## Start DOCUMENT SECTION
AN OVERWEIGHT Sicilian woman -- whose daughter's face bears witness to her own former beauty -- sits in the living room of her Palermo home and, ignoring her husband's disapproving glance, tells an interviewer that if she had it to do all over again she "would take at least 10 contraceptive pills a day."
Her life this time around included 11 live births and another 14 abortions, originally done behind her husband's back. Most terrifying of all, Signora Aliota says she doesn't like kids. Nevertheless, in true Sicilian style, she submitted to the will of her husband, who wanted "lots of children," particulaly because the first five or six his wife bore him were all girls.
Both Mrs. Aliota and her eldest daughter work as piecework seamstresses under the watchful eyes of their respective husbands. But the reality of modern day Italy has nevertheless trickled in. Mrs. Aliota's daughter takes the pill, has flatly refused to have more than two children, and supports the new Italian abortion law. She listens with apparent obedience while her blustering husband holds forth about the importance of a woman's premarital virginity and the seriousness of adultery -- when committed by a women. "My husband is the boss here," she says conformingly with a mocking smile in her large brown eyes. But, she adds, in her opinion, "on almost every issue the feminists are right."
The two interviews were part of a recent television series by director Luigi Comencini, "Love In Italy." with an unmarried woman who refuses to marry her baby's father; with a widow who has sworn off marriage for good; with a young, divorced, working mother who says five pregnancies provoked a serious identity crisis -- contributed to the program's major thrust: Over the last 30 years, Italian women have changed far more substantially than the dominating self-centered role-conscious Italian male.
But wait. The universally recognized changes in some Italian women, which many have termed the biggest single shift in the nature of postwar Italian society, are often only skin deep. Despite its bedrock deep traditions, Italy has not been immune to the vast movements of social change that in recent years have swept Western Europe. Arriving in Italy today, an American familiar with the Italy of the 1940s and 1950s would be hard-pressed to recognize the social landscape. Many of today's young Italian women appear to have rejected the elegance of earlier eras for blue jeans and casual hair styles. And in contrast to yesterday's stay-at-home tradition, young girls scoot around the bustling cities on mopeds or Vespas, date early -- unchaperoned, of course -- sun and swim naked, and increasingly use the same foul language habitual to many of their male counterparts.
Despite these apparent changes, the modifications in the status and behavior of Italian women so far have had only a limited impact. True, there is now a slowly growing group of women who take full and genuine advantage of the greater independence, sexual freedom and growing professional nobility that this country is beginning to offer them. But for the most part, Italian women are, as one disgruntled feminist put it, still caught "halfway between the Middle Ages and the Space Age."
The average Italian woman has changed far less than outward appearances and institutional novelties would lead one to believe. The results is that the average Italian male has not been forced to make substantial changes in his behavior, and consequently the average Italian couple continues to operate along traditional lines. Indeed, after a few years in Italy one is forced to conclude that it will still take a social earthquake to tear the majority of Italian women -- there are, of course, exceptions -- away from the psychological comforts of a society organized along the lines of masculine privelege.
According to Ida Magli, an athropologist, in fact, "when given a choice, Italian women will still opt for dependence." After 12 years of teaching in the humanities department of Rome University, Magli is pessimistic about the Italian women's desire for substantial change. "For the overwhelming majority of Italian women," she says, "the relationship with the male is still the top priority." She points to early marriages, a shrinking role in the Italian work force and a tendency among women to leave school early to illustrate her point.
## End DOCUMENT SECTION
**INSTRUCTION A:** According to the article on Italian women, how long did Ida Magli teach at Rome University?
The article on Italian women and the rows that follow it have no connection to each other.
## Start TASK INPUT
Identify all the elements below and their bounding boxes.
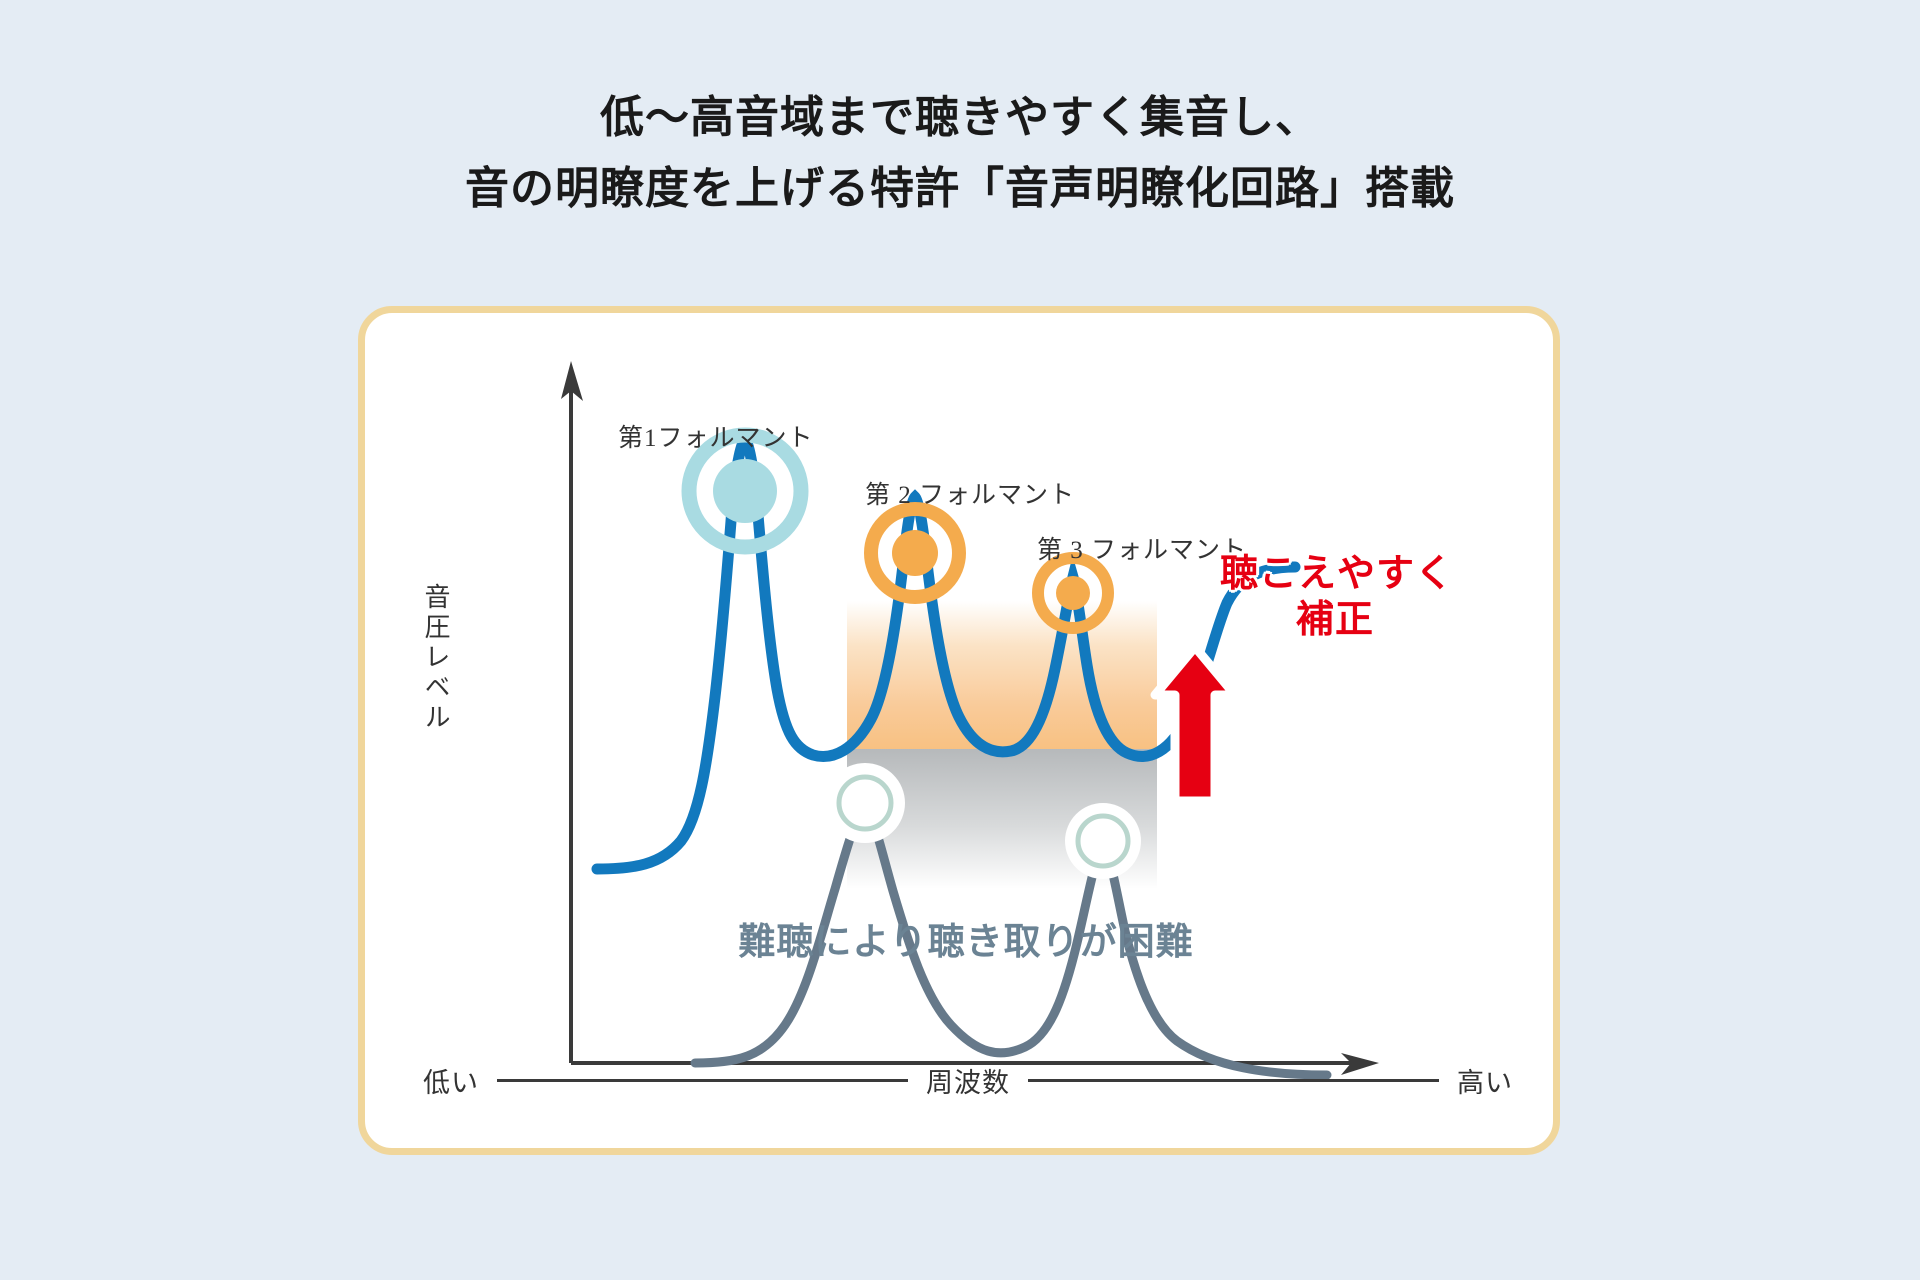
x-axis-rule-left xyxy=(497,1079,908,1082)
formant-1-label: 第1フォルマント xyxy=(618,418,814,454)
formant-2-label: 第 2 フォルマント xyxy=(865,475,1075,511)
title-line-1: 低〜高音域まで聴きやすく集音し、 xyxy=(0,82,1920,153)
chart-stage: 第1フォルマント 第 2 フォルマント 第 3 フォルマント 聴こえやすく 補正… xyxy=(365,313,1560,1155)
correction-arrow-icon xyxy=(1155,647,1235,801)
correction-callout-line-1: 聴こえやすく xyxy=(1220,551,1450,597)
x-axis-name-label: 周波数 xyxy=(926,1061,1010,1100)
x-axis-rule-right xyxy=(1028,1079,1439,1082)
formant-chart-svg xyxy=(365,313,1560,1155)
formant-3-faint-marker xyxy=(1065,803,1141,879)
correction-callout-line-2: 補正 xyxy=(1220,597,1450,643)
x-axis-low-label: 低い xyxy=(423,1061,479,1100)
y-axis-label: 音圧レベル xyxy=(415,583,455,733)
diagram-card: 第1フォルマント 第 2 フォルマント 第 3 フォルマント 聴こえやすく 補正… xyxy=(358,306,1560,1155)
hearing-loss-note: 難聴により聴き取りが困難 xyxy=(365,911,1560,965)
title-line-2: 音の明瞭度を上げる特許「音声明瞭化回路」搭載 xyxy=(0,153,1920,224)
formant-3-label: 第 3 フォルマント xyxy=(1037,530,1247,566)
page-title: 低〜高音域まで聴きやすく集音し、 音の明瞭度を上げる特許「音声明瞭化回路」搭載 xyxy=(0,82,1920,225)
formant-2-marker xyxy=(871,509,959,597)
formant-2-faint-marker xyxy=(825,763,905,843)
x-axis-high-label: 高い xyxy=(1457,1061,1513,1100)
correction-callout: 聴こえやすく 補正 xyxy=(1220,551,1450,644)
x-axis-caption: 低い 周波数 高い xyxy=(423,1061,1513,1100)
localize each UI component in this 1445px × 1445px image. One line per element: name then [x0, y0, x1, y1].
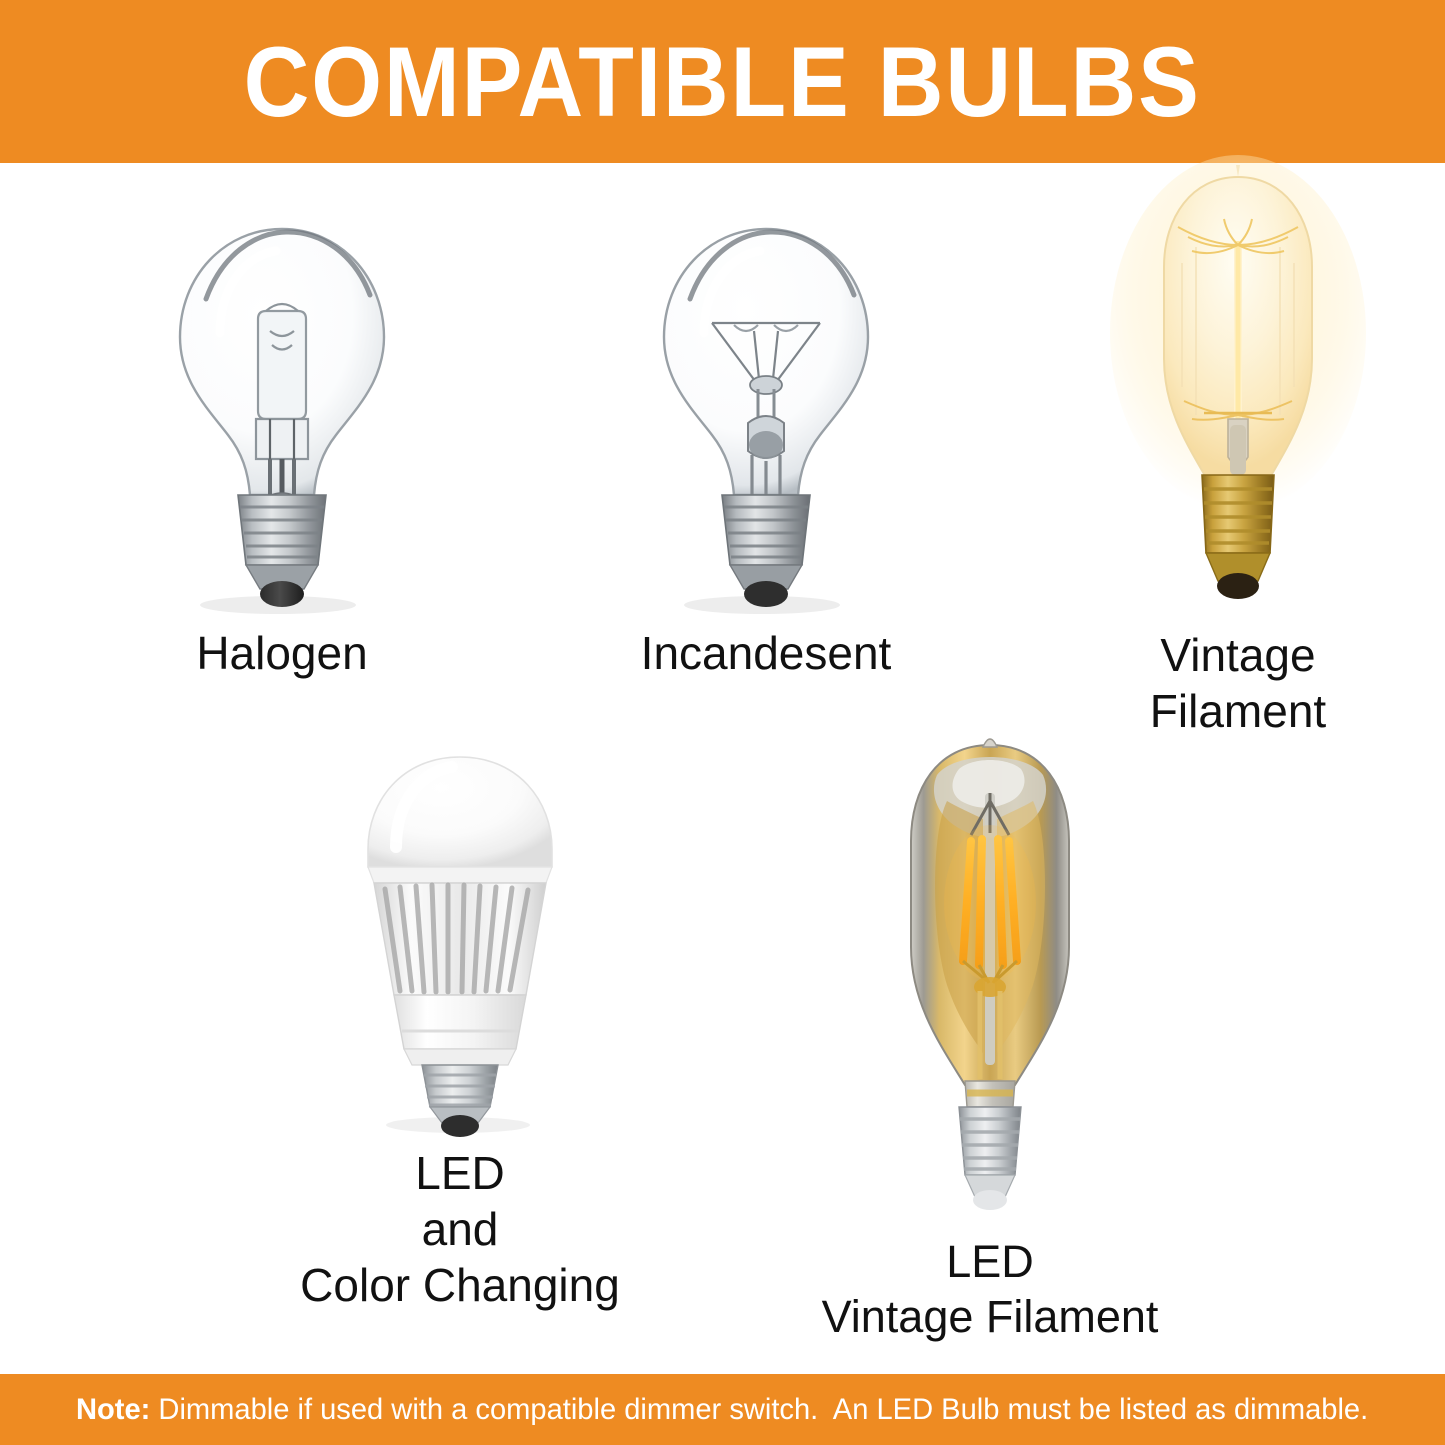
halogen-bulb-icon — [162, 213, 402, 613]
led-bulb-icon — [340, 743, 580, 1133]
bulb-grid: Halogen — [0, 163, 1445, 1374]
note-prefix: Note: — [76, 1393, 150, 1426]
led-vintage-filament-bulb-icon — [855, 723, 1125, 1223]
note-text: Note: Dimmable if used with a compatible… — [76, 1393, 1368, 1427]
vintage-filament-bulb-icon — [1108, 163, 1368, 615]
bulb-label-incandescent: Incandesent — [641, 625, 892, 681]
bulb-card-led[interactable]: LED and Color Changing — [250, 743, 670, 1313]
note-banner: Note: Dimmable if used with a compatible… — [0, 1374, 1445, 1445]
header-banner: COMPATIBLE BULBS — [0, 0, 1445, 163]
bulb-label-halogen: Halogen — [196, 625, 367, 681]
bulb-label-led-vintage-filament: LED Vintage Filament — [822, 1235, 1159, 1345]
bulb-card-led-vintage-filament[interactable]: LED Vintage Filament — [760, 723, 1220, 1345]
bulb-card-incandescent[interactable]: Incandesent — [556, 213, 976, 681]
bulb-card-halogen[interactable]: Halogen — [72, 213, 492, 681]
page-title: COMPATIBLE BULBS — [244, 32, 1201, 131]
incandescent-bulb-icon — [646, 213, 886, 613]
bulb-label-led: LED and Color Changing — [300, 1145, 620, 1313]
note-body: Dimmable if used with a compatible dimme… — [151, 1393, 1369, 1426]
bulb-card-vintage-filament[interactable]: Vintage Filament — [1038, 163, 1438, 739]
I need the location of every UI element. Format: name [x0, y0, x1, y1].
## End TASK INPUT
**INSTRUCTION B:** Please output a JSON list of strings from the spatial layout rows, starting with the line that contains "halogen-bulb-icon — [162, 213, 402, 613]" and continuing up to and including the line that contains "note-text: Note: Dimmable". Use one string per line and leave out blank lines.

**COMPLETE RESPONSE A:** She taught there for 12 years, in the humanities department.

**COMPLETE RESPONSE B:**
[
  "halogen-bulb-icon — [162, 213, 402, 613]",
  "led-bulb-icon — [340, 743, 580, 1133]",
  "bulb-grid: Halogen — [0, 163, 1445, 1374]",
  "note-prefix: Note: — [76, 1393, 150, 1426]",
  "led-vintage-filament-bulb-icon — [855, 723, 1125, 1223]",
  "note-text: Note: Dimmable if used with a compatible… — [76, 1393, 1368, 1427]"
]